**Exercise directions:**
Repeat every record below exactly, but leave out any pictures.

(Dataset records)
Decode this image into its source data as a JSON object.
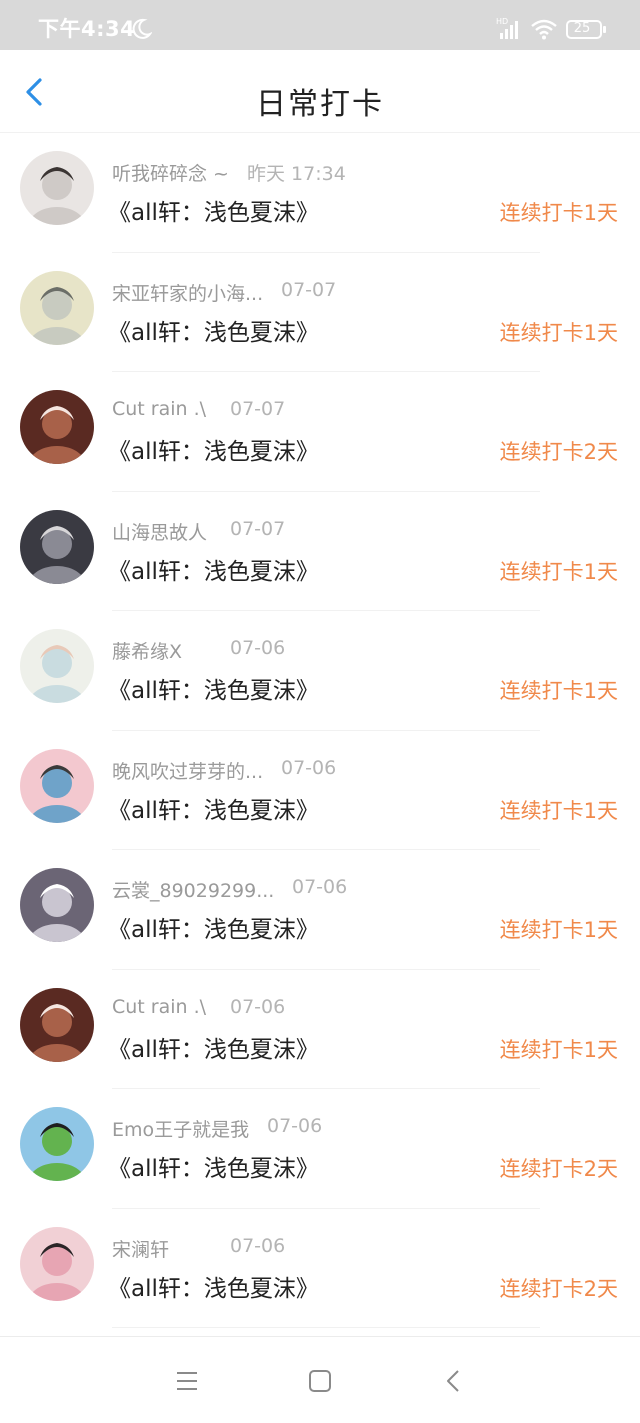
{
  "status_bar": {
    "time": "下午4:34",
    "battery": "25",
    "icons": [
      "moon-icon",
      "hd-signal-icon",
      "wifi-icon",
      "battery-icon"
    ]
  },
  "header": {
    "title": "日常打卡",
    "back_icon": "chevron-left-icon",
    "accent_color": "#2e8fe6"
  },
  "streak_color": "#f0894a",
  "checkins": [
    {
      "user": "听我碎碎念 ~",
      "time": "昨天 17:34",
      "book": "《all轩：浅色夏沫》",
      "streak": "连续打卡1天",
      "avatar_colors": [
        "#e9e5e3",
        "#cfcac7",
        "#3b3533"
      ]
    },
    {
      "user": "宋亚轩家的小海...",
      "time": "07-07",
      "book": "《all轩：浅色夏沫》",
      "streak": "连续打卡1天",
      "avatar_colors": [
        "#e7e4c8",
        "#c8cbc0",
        "#6b6e68"
      ]
    },
    {
      "user": "Cut rain .\\",
      "time": "07-07",
      "book": "《all轩：浅色夏沫》",
      "streak": "连续打卡2天",
      "avatar_colors": [
        "#5a2a22",
        "#a86149",
        "#f5e6e0"
      ]
    },
    {
      "user": "山海思故人",
      "time": "07-07",
      "book": "《all轩：浅色夏沫》",
      "streak": "连续打卡1天",
      "avatar_colors": [
        "#3a3a42",
        "#8a8a94",
        "#d8d6d8"
      ]
    },
    {
      "user": "藤希缘X",
      "time": "07-06",
      "book": "《all轩：浅色夏沫》",
      "streak": "连续打卡1天",
      "avatar_colors": [
        "#eef0ea",
        "#c9dce0",
        "#e8c9b8"
      ]
    },
    {
      "user": "晚风吹过芽芽的...",
      "time": "07-06",
      "book": "《all轩：浅色夏沫》",
      "streak": "连续打卡1天",
      "avatar_colors": [
        "#f3c8cf",
        "#6fa3c9",
        "#3b3b3b"
      ]
    },
    {
      "user": "云裳_89029299...",
      "time": "07-06",
      "book": "《all轩：浅色夏沫》",
      "streak": "连续打卡1天",
      "avatar_colors": [
        "#6b6575",
        "#c9c5d0",
        "#ffffff"
      ]
    },
    {
      "user": "Cut rain .\\",
      "time": "07-06",
      "book": "《all轩：浅色夏沫》",
      "streak": "连续打卡1天",
      "avatar_colors": [
        "#5a2a22",
        "#a86149",
        "#f5e6e0"
      ]
    },
    {
      "user": "Emo王子就是我",
      "time": "07-06",
      "book": "《all轩：浅色夏沫》",
      "streak": "连续打卡2天",
      "avatar_colors": [
        "#8fc6e6",
        "#63b34f",
        "#1f1f1f"
      ]
    },
    {
      "user": "宋澜轩",
      "time": "07-06",
      "book": "《all轩：浅色夏沫》",
      "streak": "连续打卡2天",
      "avatar_colors": [
        "#f1d0d5",
        "#e7a5b3",
        "#2b2527"
      ]
    }
  ],
  "nav_bar": {
    "icons": [
      "menu-icon",
      "home-square-icon",
      "back-triangle-icon"
    ]
  }
}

**Exercise result:**
Decode this image into its source data as a JSON object.
{
  "status_bar": {
    "time": "下午4:34",
    "battery": "25",
    "icons": [
      "moon-icon",
      "hd-signal-icon",
      "wifi-icon",
      "battery-icon"
    ]
  },
  "header": {
    "title": "日常打卡",
    "back_icon": "chevron-left-icon",
    "accent_color": "#2e8fe6"
  },
  "streak_color": "#f0894a",
  "checkins": [
    {
      "user": "听我碎碎念 ~",
      "time": "昨天 17:34",
      "book": "《all轩：浅色夏沫》",
      "streak": "连续打卡1天",
      "avatar_colors": [
        "#e9e5e3",
        "#cfcac7",
        "#3b3533"
      ]
    },
    {
      "user": "宋亚轩家的小海...",
      "time": "07-07",
      "book": "《all轩：浅色夏沫》",
      "streak": "连续打卡1天",
      "avatar_colors": [
        "#e7e4c8",
        "#c8cbc0",
        "#6b6e68"
      ]
    },
    {
      "user": "Cut rain .\\",
      "time": "07-07",
      "book": "《all轩：浅色夏沫》",
      "streak": "连续打卡2天",
      "avatar_colors": [
        "#5a2a22",
        "#a86149",
        "#f5e6e0"
      ]
    },
    {
      "user": "山海思故人",
      "time": "07-07",
      "book": "《all轩：浅色夏沫》",
      "streak": "连续打卡1天",
      "avatar_colors": [
        "#3a3a42",
        "#8a8a94",
        "#d8d6d8"
      ]
    },
    {
      "user": "藤希缘X",
      "time": "07-06",
      "book": "《all轩：浅色夏沫》",
      "streak": "连续打卡1天",
      "avatar_colors": [
        "#eef0ea",
        "#c9dce0",
        "#e8c9b8"
      ]
    },
    {
      "user": "晚风吹过芽芽的...",
      "time": "07-06",
      "book": "《all轩：浅色夏沫》",
      "streak": "连续打卡1天",
      "avatar_colors": [
        "#f3c8cf",
        "#6fa3c9",
        "#3b3b3b"
      ]
    },
    {
      "user": "云裳_89029299...",
      "time": "07-06",
      "book": "《all轩：浅色夏沫》",
      "streak": "连续打卡1天",
      "avatar_colors": [
        "#6b6575",
        "#c9c5d0",
        "#ffffff"
      ]
    },
    {
      "user": "Cut rain .\\",
      "time": "07-06",
      "book": "《all轩：浅色夏沫》",
      "streak": "连续打卡1天",
      "avatar_colors": [
        "#5a2a22",
        "#a86149",
        "#f5e6e0"
      ]
    },
    {
      "user": "Emo王子就是我",
      "time": "07-06",
      "book": "《all轩：浅色夏沫》",
      "streak": "连续打卡2天",
      "avatar_colors": [
        "#8fc6e6",
        "#63b34f",
        "#1f1f1f"
      ]
    },
    {
      "user": "宋澜轩",
      "time": "07-06",
      "book": "《all轩：浅色夏沫》",
      "streak": "连续打卡2天",
      "avatar_colors": [
        "#f1d0d5",
        "#e7a5b3",
        "#2b2527"
      ]
    }
  ],
  "nav_bar": {
    "icons": [
      "menu-icon",
      "home-square-icon",
      "back-triangle-icon"
    ]
  }
}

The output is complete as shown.